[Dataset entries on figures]

····················

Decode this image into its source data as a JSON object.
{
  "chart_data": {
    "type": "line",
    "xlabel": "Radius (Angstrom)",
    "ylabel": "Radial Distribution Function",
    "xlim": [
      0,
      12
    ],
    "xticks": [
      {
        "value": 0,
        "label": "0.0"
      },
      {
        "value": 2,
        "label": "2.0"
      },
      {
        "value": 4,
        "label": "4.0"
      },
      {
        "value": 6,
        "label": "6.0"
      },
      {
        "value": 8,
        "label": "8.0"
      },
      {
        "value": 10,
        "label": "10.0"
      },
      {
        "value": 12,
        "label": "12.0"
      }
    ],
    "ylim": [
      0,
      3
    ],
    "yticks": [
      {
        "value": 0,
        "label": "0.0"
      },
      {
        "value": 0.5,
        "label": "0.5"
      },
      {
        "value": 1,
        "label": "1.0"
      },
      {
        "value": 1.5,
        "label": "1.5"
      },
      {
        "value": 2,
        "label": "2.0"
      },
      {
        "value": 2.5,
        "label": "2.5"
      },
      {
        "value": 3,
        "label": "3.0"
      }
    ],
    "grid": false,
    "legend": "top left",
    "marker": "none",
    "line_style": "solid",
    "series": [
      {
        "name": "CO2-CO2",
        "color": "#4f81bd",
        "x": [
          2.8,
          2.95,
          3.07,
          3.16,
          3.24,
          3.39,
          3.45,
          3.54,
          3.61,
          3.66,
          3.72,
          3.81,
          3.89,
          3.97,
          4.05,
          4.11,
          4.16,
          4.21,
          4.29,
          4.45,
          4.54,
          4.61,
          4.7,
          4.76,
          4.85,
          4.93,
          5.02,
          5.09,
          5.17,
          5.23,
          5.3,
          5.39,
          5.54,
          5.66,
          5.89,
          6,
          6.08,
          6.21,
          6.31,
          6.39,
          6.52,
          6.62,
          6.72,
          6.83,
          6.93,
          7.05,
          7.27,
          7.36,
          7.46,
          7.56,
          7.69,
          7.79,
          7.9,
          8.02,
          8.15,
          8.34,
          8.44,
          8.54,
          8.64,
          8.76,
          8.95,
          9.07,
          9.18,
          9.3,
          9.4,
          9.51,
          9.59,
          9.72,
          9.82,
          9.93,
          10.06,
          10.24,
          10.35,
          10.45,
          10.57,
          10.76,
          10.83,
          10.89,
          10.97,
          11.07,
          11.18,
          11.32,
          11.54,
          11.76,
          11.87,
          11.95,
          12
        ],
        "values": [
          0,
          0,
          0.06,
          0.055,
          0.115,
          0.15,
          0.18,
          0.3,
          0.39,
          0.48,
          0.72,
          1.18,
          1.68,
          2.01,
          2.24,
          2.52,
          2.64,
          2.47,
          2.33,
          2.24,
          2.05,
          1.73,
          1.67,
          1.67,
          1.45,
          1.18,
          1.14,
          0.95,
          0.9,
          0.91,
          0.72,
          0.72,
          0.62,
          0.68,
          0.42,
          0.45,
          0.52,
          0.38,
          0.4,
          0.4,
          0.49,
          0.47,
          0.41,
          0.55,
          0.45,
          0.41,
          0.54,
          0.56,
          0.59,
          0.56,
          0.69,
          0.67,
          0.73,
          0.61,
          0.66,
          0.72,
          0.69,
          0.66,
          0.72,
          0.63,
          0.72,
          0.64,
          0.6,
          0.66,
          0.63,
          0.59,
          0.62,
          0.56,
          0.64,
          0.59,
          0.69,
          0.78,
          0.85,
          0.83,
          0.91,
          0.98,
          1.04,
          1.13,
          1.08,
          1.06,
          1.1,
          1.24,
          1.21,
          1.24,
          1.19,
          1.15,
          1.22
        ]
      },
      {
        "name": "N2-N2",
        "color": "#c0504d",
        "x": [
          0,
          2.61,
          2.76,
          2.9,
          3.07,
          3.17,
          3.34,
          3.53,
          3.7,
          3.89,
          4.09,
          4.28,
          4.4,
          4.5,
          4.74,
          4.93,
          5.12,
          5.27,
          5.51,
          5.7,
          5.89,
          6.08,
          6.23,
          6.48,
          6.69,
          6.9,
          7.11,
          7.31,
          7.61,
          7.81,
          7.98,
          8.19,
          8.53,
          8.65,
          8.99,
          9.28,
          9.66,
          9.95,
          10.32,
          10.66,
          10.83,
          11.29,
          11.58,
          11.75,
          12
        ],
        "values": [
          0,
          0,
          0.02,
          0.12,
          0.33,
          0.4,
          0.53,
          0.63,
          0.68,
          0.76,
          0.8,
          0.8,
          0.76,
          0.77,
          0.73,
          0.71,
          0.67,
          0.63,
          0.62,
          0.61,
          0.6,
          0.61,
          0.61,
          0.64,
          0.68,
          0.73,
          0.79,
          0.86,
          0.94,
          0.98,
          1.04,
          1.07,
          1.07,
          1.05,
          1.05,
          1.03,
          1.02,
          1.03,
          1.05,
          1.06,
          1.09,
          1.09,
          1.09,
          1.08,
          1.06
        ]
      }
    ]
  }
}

····················

_What to do:_
Hand back the material above in full, exactly as written.

_Result:_
Decode this image into its source data as a JSON object.
{
  "chart_data": {
    "type": "line",
    "xlabel": "Radius (Angstrom)",
    "ylabel": "Radial Distribution Function",
    "xlim": [
      0,
      12
    ],
    "xticks": [
      {
        "value": 0,
        "label": "0.0"
      },
      {
        "value": 2,
        "label": "2.0"
      },
      {
        "value": 4,
        "label": "4.0"
      },
      {
        "value": 6,
        "label": "6.0"
      },
      {
        "value": 8,
        "label": "8.0"
      },
      {
        "value": 10,
        "label": "10.0"
      },
      {
        "value": 12,
        "label": "12.0"
      }
    ],
    "ylim": [
      0,
      3
    ],
    "yticks": [
      {
        "value": 0,
        "label": "0.0"
      },
      {
        "value": 0.5,
        "label": "0.5"
      },
      {
        "value": 1,
        "label": "1.0"
      },
      {
        "value": 1.5,
        "label": "1.5"
      },
      {
        "value": 2,
        "label": "2.0"
      },
      {
        "value": 2.5,
        "label": "2.5"
      },
      {
        "value": 3,
        "label": "3.0"
      }
    ],
    "grid": false,
    "legend": "top left",
    "marker": "none",
    "line_style": "solid",
    "series": [
      {
        "name": "CO2-CO2",
        "color": "#4f81bd",
        "x": [
          2.8,
          2.95,
          3.07,
          3.16,
          3.24,
          3.39,
          3.45,
          3.54,
          3.61,
          3.66,
          3.72,
          3.81,
          3.89,
          3.97,
          4.05,
          4.11,
          4.16,
          4.21,
          4.29,
          4.45,
          4.54,
          4.61,
          4.7,
          4.76,
          4.85,
          4.93,
          5.02,
          5.09,
          5.17,
          5.23,
          5.3,
          5.39,
          5.54,
          5.66,
          5.89,
          6,
          6.08,
          6.21,
          6.31,
          6.39,
          6.52,
          6.62,
          6.72,
          6.83,
          6.93,
          7.05,
          7.27,
          7.36,
          7.46,
          7.56,
          7.69,
          7.79,
          7.9,
          8.02,
          8.15,
          8.34,
          8.44,
          8.54,
          8.64,
          8.76,
          8.95,
          9.07,
          9.18,
          9.3,
          9.4,
          9.51,
          9.59,
          9.72,
          9.82,
          9.93,
          10.06,
          10.24,
          10.35,
          10.45,
          10.57,
          10.76,
          10.83,
          10.89,
          10.97,
          11.07,
          11.18,
          11.32,
          11.54,
          11.76,
          11.87,
          11.95,
          12
        ],
        "values": [
          0,
          0,
          0.06,
          0.055,
          0.115,
          0.15,
          0.18,
          0.3,
          0.39,
          0.48,
          0.72,
          1.18,
          1.68,
          2.01,
          2.24,
          2.52,
          2.64,
          2.47,
          2.33,
          2.24,
          2.05,
          1.73,
          1.67,
          1.67,
          1.45,
          1.18,
          1.14,
          0.95,
          0.9,
          0.91,
          0.72,
          0.72,
          0.62,
          0.68,
          0.42,
          0.45,
          0.52,
          0.38,
          0.4,
          0.4,
          0.49,
          0.47,
          0.41,
          0.55,
          0.45,
          0.41,
          0.54,
          0.56,
          0.59,
          0.56,
          0.69,
          0.67,
          0.73,
          0.61,
          0.66,
          0.72,
          0.69,
          0.66,
          0.72,
          0.63,
          0.72,
          0.64,
          0.6,
          0.66,
          0.63,
          0.59,
          0.62,
          0.56,
          0.64,
          0.59,
          0.69,
          0.78,
          0.85,
          0.83,
          0.91,
          0.98,
          1.04,
          1.13,
          1.08,
          1.06,
          1.1,
          1.24,
          1.21,
          1.24,
          1.19,
          1.15,
          1.22
        ]
      },
      {
        "name": "N2-N2",
        "color": "#c0504d",
        "x": [
          0,
          2.61,
          2.76,
          2.9,
          3.07,
          3.17,
          3.34,
          3.53,
          3.7,
          3.89,
          4.09,
          4.28,
          4.4,
          4.5,
          4.74,
          4.93,
          5.12,
          5.27,
          5.51,
          5.7,
          5.89,
          6.08,
          6.23,
          6.48,
          6.69,
          6.9,
          7.11,
          7.31,
          7.61,
          7.81,
          7.98,
          8.19,
          8.53,
          8.65,
          8.99,
          9.28,
          9.66,
          9.95,
          10.32,
          10.66,
          10.83,
          11.29,
          11.58,
          11.75,
          12
        ],
        "values": [
          0,
          0,
          0.02,
          0.12,
          0.33,
          0.4,
          0.53,
          0.63,
          0.68,
          0.76,
          0.8,
          0.8,
          0.76,
          0.77,
          0.73,
          0.71,
          0.67,
          0.63,
          0.62,
          0.61,
          0.6,
          0.61,
          0.61,
          0.64,
          0.68,
          0.73,
          0.79,
          0.86,
          0.94,
          0.98,
          1.04,
          1.07,
          1.07,
          1.05,
          1.05,
          1.03,
          1.02,
          1.03,
          1.05,
          1.06,
          1.09,
          1.09,
          1.09,
          1.08,
          1.06
        ]
      }
    ]
  }
}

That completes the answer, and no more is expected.